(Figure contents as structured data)

========================================================================

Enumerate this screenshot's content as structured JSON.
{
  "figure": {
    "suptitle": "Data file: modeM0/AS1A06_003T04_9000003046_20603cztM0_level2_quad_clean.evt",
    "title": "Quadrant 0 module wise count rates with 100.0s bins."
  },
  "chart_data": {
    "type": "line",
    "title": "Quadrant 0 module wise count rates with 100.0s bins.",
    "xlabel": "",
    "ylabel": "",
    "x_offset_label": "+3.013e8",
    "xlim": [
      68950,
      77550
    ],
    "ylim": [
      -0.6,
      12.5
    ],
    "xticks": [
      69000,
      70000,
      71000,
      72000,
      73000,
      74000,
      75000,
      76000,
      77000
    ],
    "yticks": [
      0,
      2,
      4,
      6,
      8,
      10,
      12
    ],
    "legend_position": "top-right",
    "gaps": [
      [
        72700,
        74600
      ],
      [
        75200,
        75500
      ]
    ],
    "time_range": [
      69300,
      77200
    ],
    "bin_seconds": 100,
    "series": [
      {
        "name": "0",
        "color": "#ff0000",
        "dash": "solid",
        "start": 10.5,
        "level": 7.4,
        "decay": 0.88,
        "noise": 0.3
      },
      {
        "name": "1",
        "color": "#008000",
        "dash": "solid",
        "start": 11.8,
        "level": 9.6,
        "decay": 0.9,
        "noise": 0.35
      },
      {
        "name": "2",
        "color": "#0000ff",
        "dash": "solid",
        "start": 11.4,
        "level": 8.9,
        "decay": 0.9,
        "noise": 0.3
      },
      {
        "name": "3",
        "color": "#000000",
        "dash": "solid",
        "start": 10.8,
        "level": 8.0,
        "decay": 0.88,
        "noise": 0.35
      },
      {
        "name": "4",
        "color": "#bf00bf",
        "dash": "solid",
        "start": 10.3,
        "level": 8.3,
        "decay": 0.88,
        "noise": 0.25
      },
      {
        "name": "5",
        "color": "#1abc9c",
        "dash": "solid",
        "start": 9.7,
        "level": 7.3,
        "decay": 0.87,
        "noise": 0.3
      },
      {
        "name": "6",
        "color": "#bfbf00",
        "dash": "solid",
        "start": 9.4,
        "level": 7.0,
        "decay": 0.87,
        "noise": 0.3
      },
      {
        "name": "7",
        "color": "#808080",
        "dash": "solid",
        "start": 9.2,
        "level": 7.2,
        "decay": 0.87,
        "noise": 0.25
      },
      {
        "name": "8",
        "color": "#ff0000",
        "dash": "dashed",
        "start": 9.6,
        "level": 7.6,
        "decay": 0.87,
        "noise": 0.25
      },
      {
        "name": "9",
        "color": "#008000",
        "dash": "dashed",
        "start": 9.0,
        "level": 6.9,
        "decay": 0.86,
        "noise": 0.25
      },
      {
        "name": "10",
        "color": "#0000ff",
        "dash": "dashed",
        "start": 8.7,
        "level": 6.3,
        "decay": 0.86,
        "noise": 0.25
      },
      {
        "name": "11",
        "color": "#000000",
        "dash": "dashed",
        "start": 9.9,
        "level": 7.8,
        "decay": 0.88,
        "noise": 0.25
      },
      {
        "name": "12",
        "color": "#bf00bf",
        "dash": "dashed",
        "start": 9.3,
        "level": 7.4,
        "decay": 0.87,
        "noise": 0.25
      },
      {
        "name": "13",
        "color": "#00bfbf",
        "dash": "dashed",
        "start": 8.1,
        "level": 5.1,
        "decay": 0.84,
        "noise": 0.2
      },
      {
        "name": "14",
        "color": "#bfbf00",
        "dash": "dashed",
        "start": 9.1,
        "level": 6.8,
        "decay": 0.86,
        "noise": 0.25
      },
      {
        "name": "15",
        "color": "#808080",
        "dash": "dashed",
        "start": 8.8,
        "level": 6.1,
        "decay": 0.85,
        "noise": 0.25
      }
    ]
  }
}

========================================================================

Copy the data above exactly. Every line must be included.

> The result:
Enumerate this screenshot's content as structured JSON.
{
  "figure": {
    "suptitle": "Data file: modeM0/AS1A06_003T04_9000003046_20603cztM0_level2_quad_clean.evt",
    "title": "Quadrant 0 module wise count rates with 100.0s bins."
  },
  "chart_data": {
    "type": "line",
    "title": "Quadrant 0 module wise count rates with 100.0s bins.",
    "xlabel": "",
    "ylabel": "",
    "x_offset_label": "+3.013e8",
    "xlim": [
      68950,
      77550
    ],
    "ylim": [
      -0.6,
      12.5
    ],
    "xticks": [
      69000,
      70000,
      71000,
      72000,
      73000,
      74000,
      75000,
      76000,
      77000
    ],
    "yticks": [
      0,
      2,
      4,
      6,
      8,
      10,
      12
    ],
    "legend_position": "top-right",
    "gaps": [
      [
        72700,
        74600
      ],
      [
        75200,
        75500
      ]
    ],
    "time_range": [
      69300,
      77200
    ],
    "bin_seconds": 100,
    "series": [
      {
        "name": "0",
        "color": "#ff0000",
        "dash": "solid",
        "start": 10.5,
        "level": 7.4,
        "decay": 0.88,
        "noise": 0.3
      },
      {
        "name": "1",
        "color": "#008000",
        "dash": "solid",
        "start": 11.8,
        "level": 9.6,
        "decay": 0.9,
        "noise": 0.35
      },
      {
        "name": "2",
        "color": "#0000ff",
        "dash": "solid",
        "start": 11.4,
        "level": 8.9,
        "decay": 0.9,
        "noise": 0.3
      },
      {
        "name": "3",
        "color": "#000000",
        "dash": "solid",
        "start": 10.8,
        "level": 8.0,
        "decay": 0.88,
        "noise": 0.35
      },
      {
        "name": "4",
        "color": "#bf00bf",
        "dash": "solid",
        "start": 10.3,
        "level": 8.3,
        "decay": 0.88,
        "noise": 0.25
      },
      {
        "name": "5",
        "color": "#1abc9c",
        "dash": "solid",
        "start": 9.7,
        "level": 7.3,
        "decay": 0.87,
        "noise": 0.3
      },
      {
        "name": "6",
        "color": "#bfbf00",
        "dash": "solid",
        "start": 9.4,
        "level": 7.0,
        "decay": 0.87,
        "noise": 0.3
      },
      {
        "name": "7",
        "color": "#808080",
        "dash": "solid",
        "start": 9.2,
        "level": 7.2,
        "decay": 0.87,
        "noise": 0.25
      },
      {
        "name": "8",
        "color": "#ff0000",
        "dash": "dashed",
        "start": 9.6,
        "level": 7.6,
        "decay": 0.87,
        "noise": 0.25
      },
      {
        "name": "9",
        "color": "#008000",
        "dash": "dashed",
        "start": 9.0,
        "level": 6.9,
        "decay": 0.86,
        "noise": 0.25
      },
      {
        "name": "10",
        "color": "#0000ff",
        "dash": "dashed",
        "start": 8.7,
        "level": 6.3,
        "decay": 0.86,
        "noise": 0.25
      },
      {
        "name": "11",
        "color": "#000000",
        "dash": "dashed",
        "start": 9.9,
        "level": 7.8,
        "decay": 0.88,
        "noise": 0.25
      },
      {
        "name": "12",
        "color": "#bf00bf",
        "dash": "dashed",
        "start": 9.3,
        "level": 7.4,
        "decay": 0.87,
        "noise": 0.25
      },
      {
        "name": "13",
        "color": "#00bfbf",
        "dash": "dashed",
        "start": 8.1,
        "level": 5.1,
        "decay": 0.84,
        "noise": 0.2
      },
      {
        "name": "14",
        "color": "#bfbf00",
        "dash": "dashed",
        "start": 9.1,
        "level": 6.8,
        "decay": 0.86,
        "noise": 0.25
      },
      {
        "name": "15",
        "color": "#808080",
        "dash": "dashed",
        "start": 8.8,
        "level": 6.1,
        "decay": 0.85,
        "noise": 0.25
      }
    ]
  }
}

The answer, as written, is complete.